Work to complete:
Extract each line containing the string "shown".

Stored data:
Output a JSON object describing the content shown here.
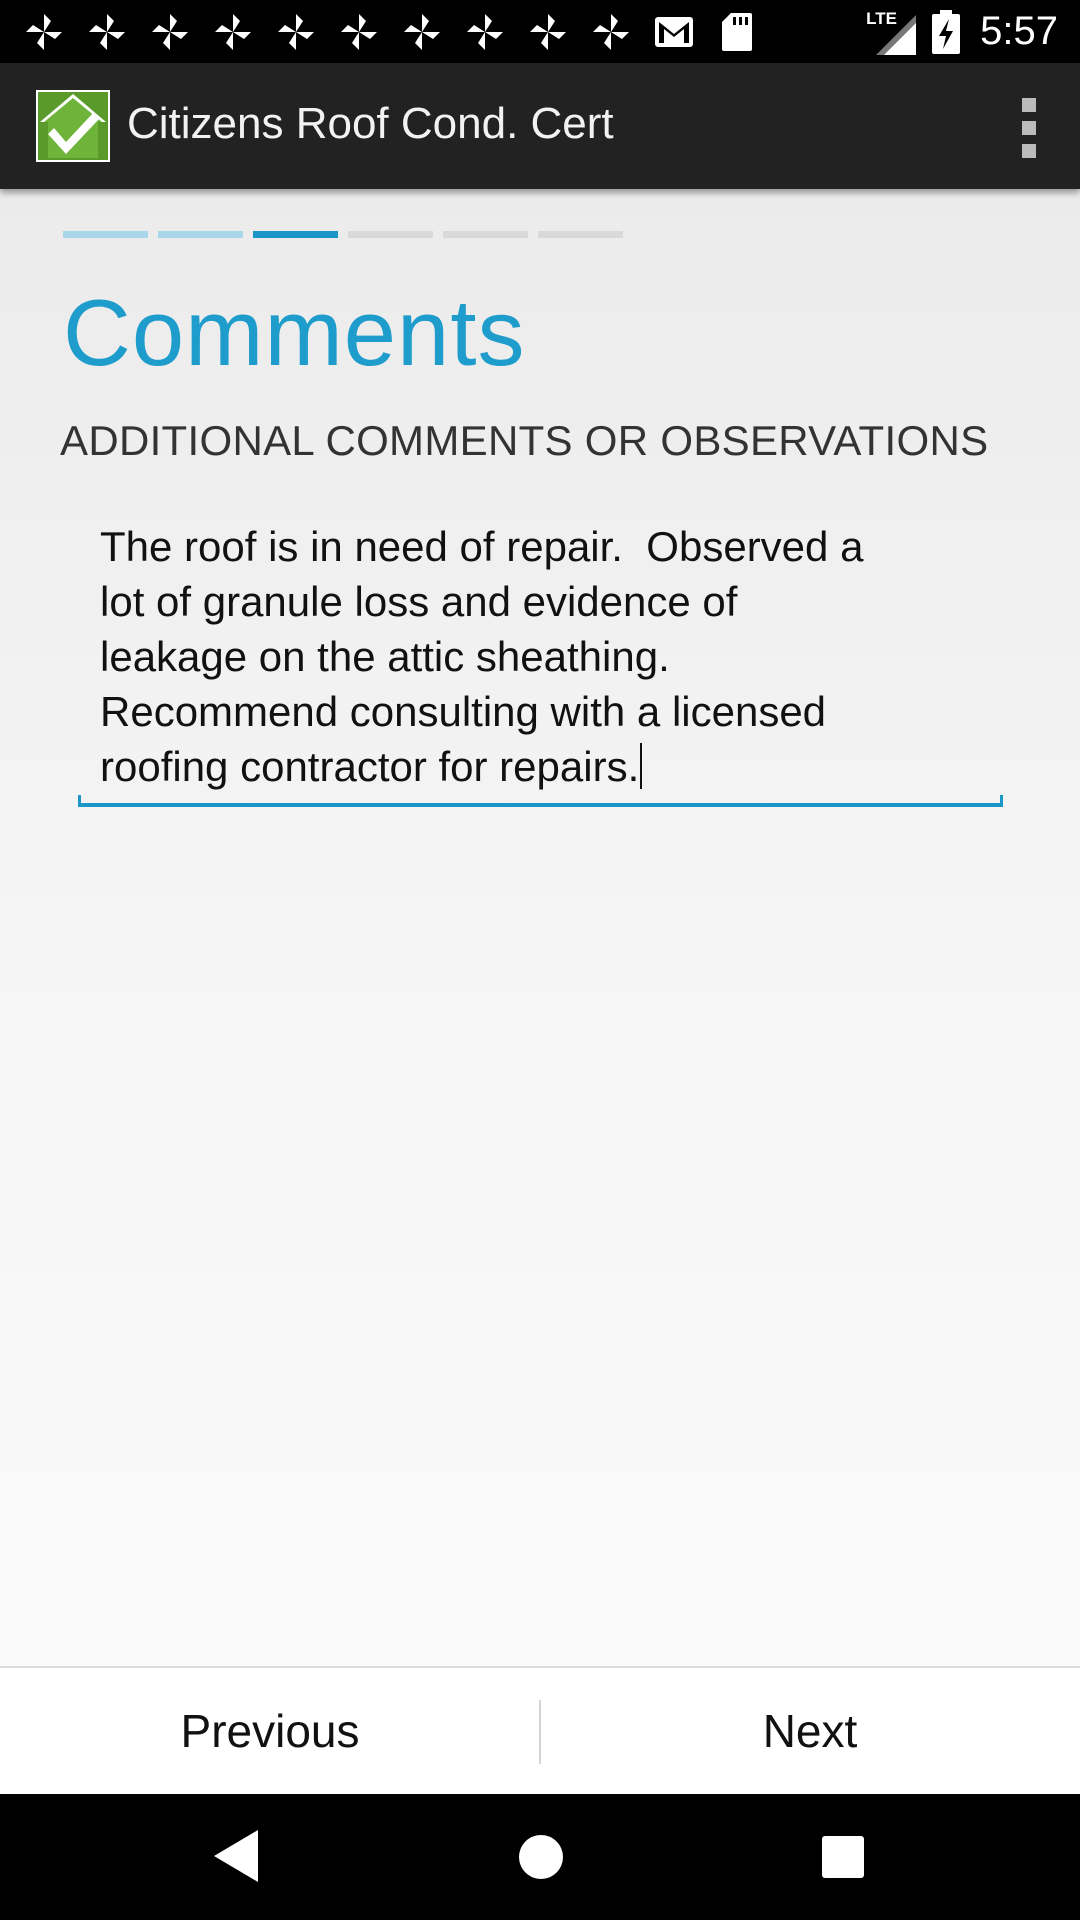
{
  "status_bar": {
    "time": "5:57",
    "network_label": "LTE",
    "notification_icons": [
      "pinwheel-icon",
      "pinwheel-icon",
      "pinwheel-icon",
      "pinwheel-icon",
      "pinwheel-icon",
      "pinwheel-icon",
      "pinwheel-icon",
      "pinwheel-icon",
      "pinwheel-icon",
      "pinwheel-icon",
      "gmail-icon",
      "sd-card-icon"
    ]
  },
  "action_bar": {
    "title": "Citizens Roof Cond. Cert",
    "logo_icon": "house-checkmark-icon",
    "overflow_icon": "overflow-menu-icon"
  },
  "progress": {
    "total_steps": 6,
    "current_step": 3
  },
  "page": {
    "title": "Comments",
    "section_label": "ADDITIONAL COMMENTS OR OBSERVATIONS",
    "comments_value": "The roof is in need of repair.  Observed a\nlot of granule loss and evidence of\nleakage on the attic sheathing.\nRecommend consulting with a licensed\nroofing contractor for repairs."
  },
  "buttons": {
    "previous_label": "Previous",
    "next_label": "Next"
  },
  "colors": {
    "accent": "#1a97c6",
    "title": "#1e9ccb",
    "action_bar": "#222222"
  }
}
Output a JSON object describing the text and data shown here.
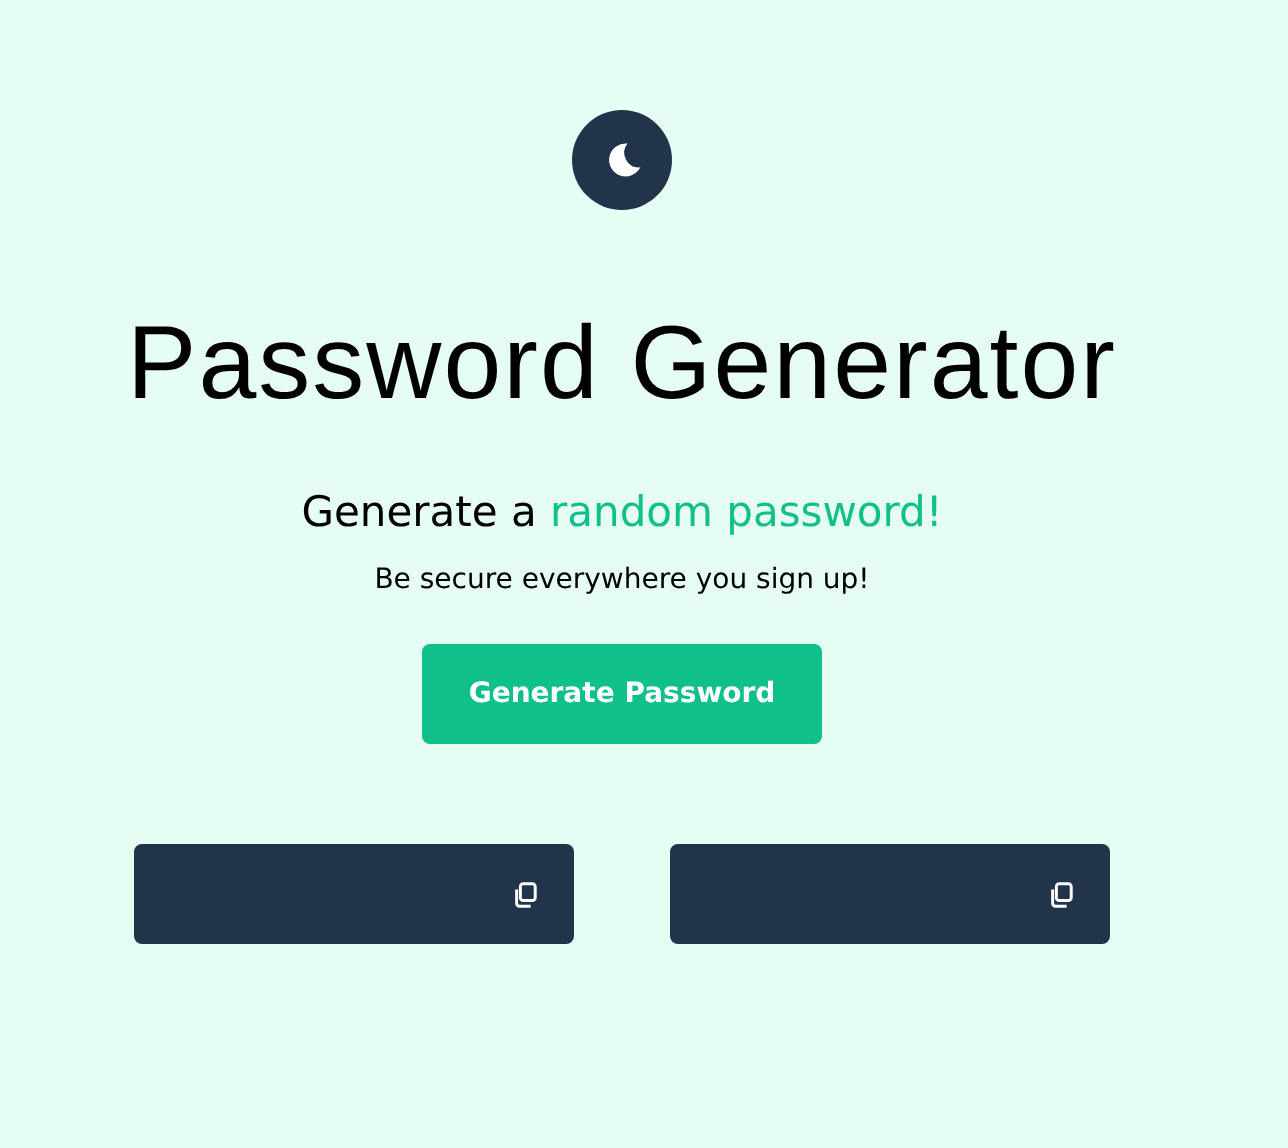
{
  "title": "Password Generator",
  "subtitle": {
    "text": "Generate a",
    "highlight": "random password!"
  },
  "tagline": "Be secure everywhere you sign up!",
  "generate_button": {
    "label": "Generate Password"
  },
  "password_fields": [
    {
      "kind": "password"
    },
    {
      "kind": "password"
    }
  ]
}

Final result:
Output a JSON object describing the content shown here.
Output a JSON object describing the text and data shown here.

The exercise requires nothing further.